**Problem to solve**
Pictures are to be left out; otherwise, copy exactly the lines from the line containing "Give me a plain-text" through the end of the data.

•••

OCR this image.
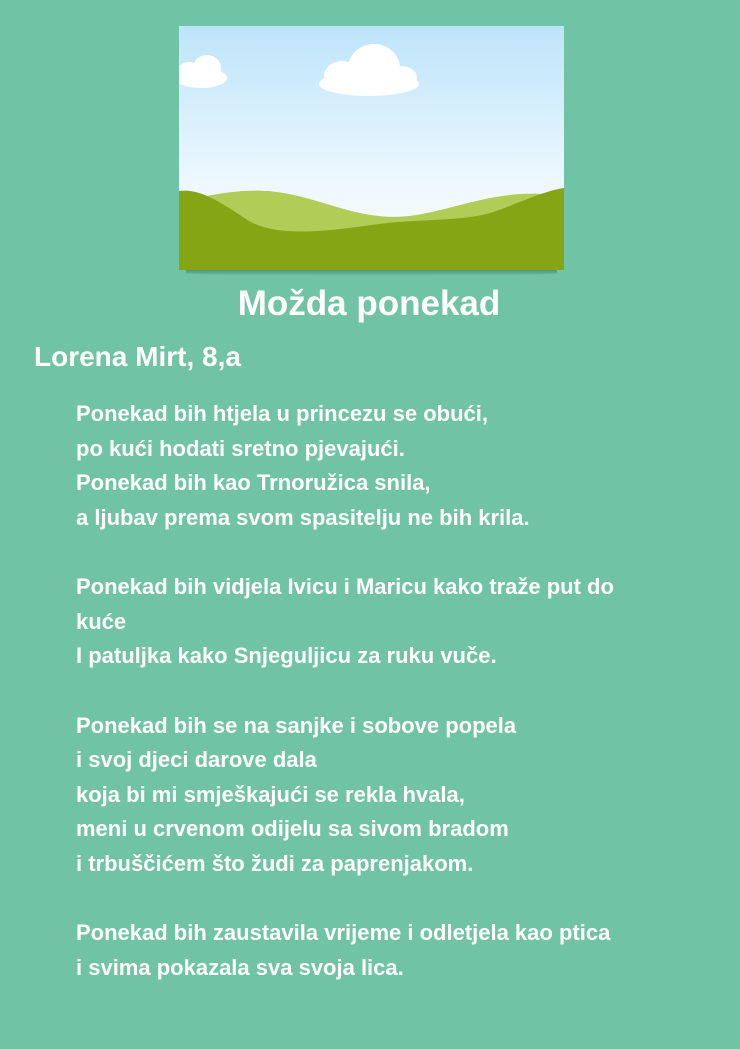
Možda ponekad
Lorena Mirt, 8,a
Ponekad bih htjela u princezu se obući,
po kući hodati sretno pjevajući.
Ponekad bih kao Trnoružica snila,
a ljubav prema svom spasitelju ne bih krila.
Ponekad bih vidjela Ivicu i Maricu kako traže put do
kuće
I patuljka kako Snjeguljicu za ruku vuče.
Ponekad bih se na sanjke i sobove popela
i svoj djeci darove dala
koja bi mi smješkajući se rekla hvala,
meni u crvenom odijelu sa sivom bradom
i trbuščićem što žudi za paprenjakom.
Ponekad bih zaustavila vrijeme i odletjela kao ptica
i svima pokazala sva svoja lica.
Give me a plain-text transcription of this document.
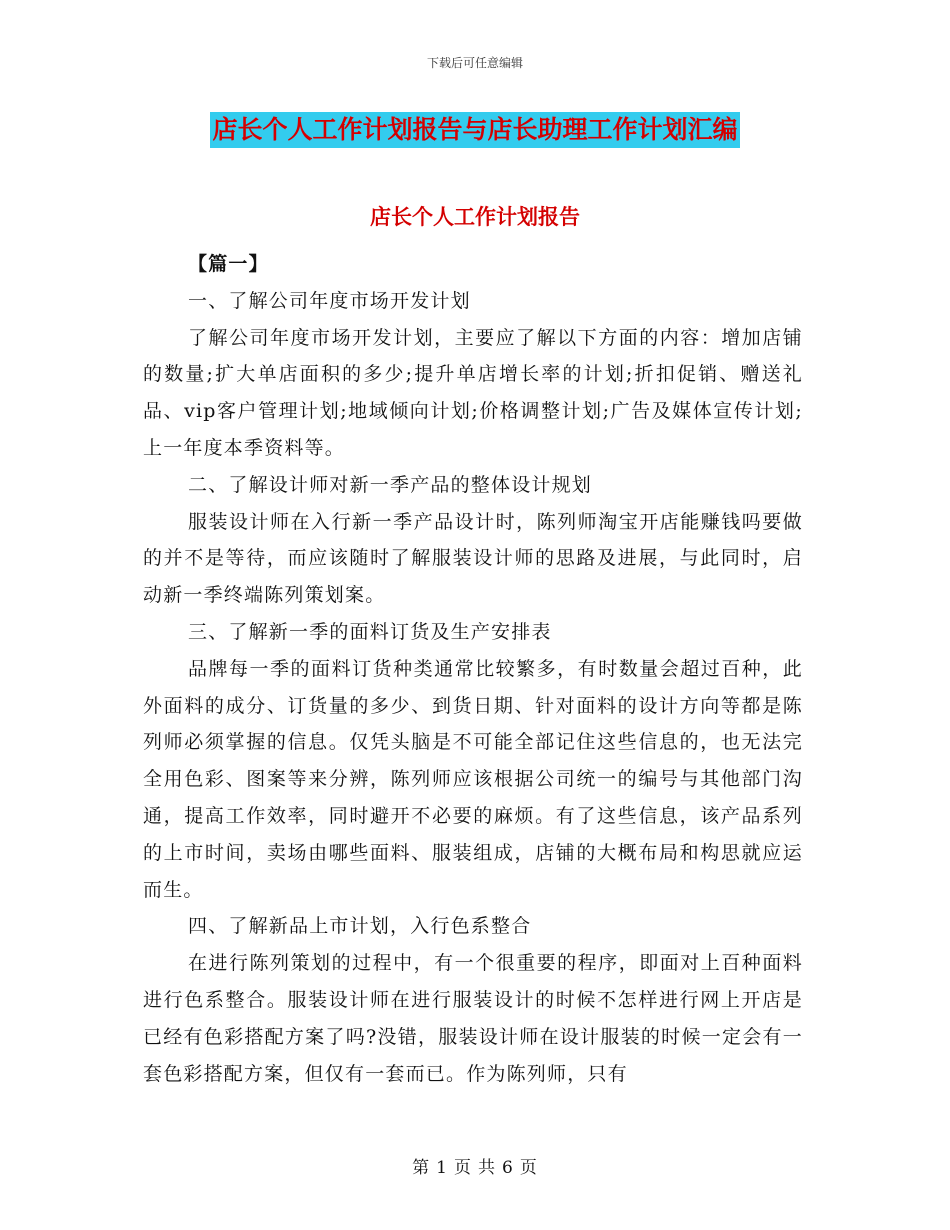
下载后可任意编辑
店长个人工作计划报告与店长助理工作计划汇编
店长个人工作计划报告

【篇一】

一、了解公司年度市场开发计划

了解公司年度市场开发计划，主要应了解以下方面的内容：增加店铺的数量;扩大单店面积的多少;提升单店增长率的计划;折扣促销、赠送礼品、vip客户管理计划;地域倾向计划;价格调整计划;广告及媒体宣传计划;上一年度本季资料等。

二、了解设计师对新一季产品的整体设计规划

服装设计师在入行新一季产品设计时，陈列师淘宝开店能赚钱吗要做的并不是等待，而应该随时了解服装设计师的思路及进展，与此同时，启动新一季终端陈列策划案。

三、了解新一季的面料订货及生产安排表

品牌每一季的面料订货种类通常比较繁多，有时数量会超过百种，此外面料的成分、订货量的多少、到货日期、针对面料的设计方向等都是陈列师必须掌握的信息。仅凭头脑是不可能全部记住这些信息的，也无法完全用色彩、图案等来分辨，陈列师应该根据公司统一的编号与其他部门沟通，提高工作效率，同时避开不必要的麻烦。有了这些信息，该产品系列的上市时间，卖场由哪些面料、服装组成，店铺的大概布局和构思就应运而生。

四、了解新品上市计划，入行色系整合

在进行陈列策划的过程中，有一个很重要的程序，即面对上百种面料进行色系整合。服装设计师在进行服装设计的时候不怎样进行网上开店是已经有色彩搭配方案了吗?没错，服装设计师在设计服装的时候一定会有一套色彩搭配方案，但仅有一套而已。作为陈列师，只有

第 1 页 共 6 页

•••

**Answer to this problem**
Give me a plain-text transcription of this document.
下载后可任意编辑
店长个人工作计划报告与店长助理工作计划汇编
店长个人工作计划报告

【篇一】

一、了解公司年度市场开发计划

了解公司年度市场开发计划，主要应了解以下方面的内容：增加店铺的数量;扩大单店面积的多少;提升单店增长率的计划;折扣促销、赠送礼品、vip客户管理计划;地域倾向计划;价格调整计划;广告及媒体宣传计划;上一年度本季资料等。

二、了解设计师对新一季产品的整体设计规划

服装设计师在入行新一季产品设计时，陈列师淘宝开店能赚钱吗要做的并不是等待，而应该随时了解服装设计师的思路及进展，与此同时，启动新一季终端陈列策划案。

三、了解新一季的面料订货及生产安排表

品牌每一季的面料订货种类通常比较繁多，有时数量会超过百种，此外面料的成分、订货量的多少、到货日期、针对面料的设计方向等都是陈列师必须掌握的信息。仅凭头脑是不可能全部记住这些信息的，也无法完全用色彩、图案等来分辨，陈列师应该根据公司统一的编号与其他部门沟通，提高工作效率，同时避开不必要的麻烦。有了这些信息，该产品系列的上市时间，卖场由哪些面料、服装组成，店铺的大概布局和构思就应运而生。

四、了解新品上市计划，入行色系整合

在进行陈列策划的过程中，有一个很重要的程序，即面对上百种面料进行色系整合。服装设计师在进行服装设计的时候不怎样进行网上开店是已经有色彩搭配方案了吗?没错，服装设计师在设计服装的时候一定会有一套色彩搭配方案，但仅有一套而已。作为陈列师，只有

第 1 页 共 6 页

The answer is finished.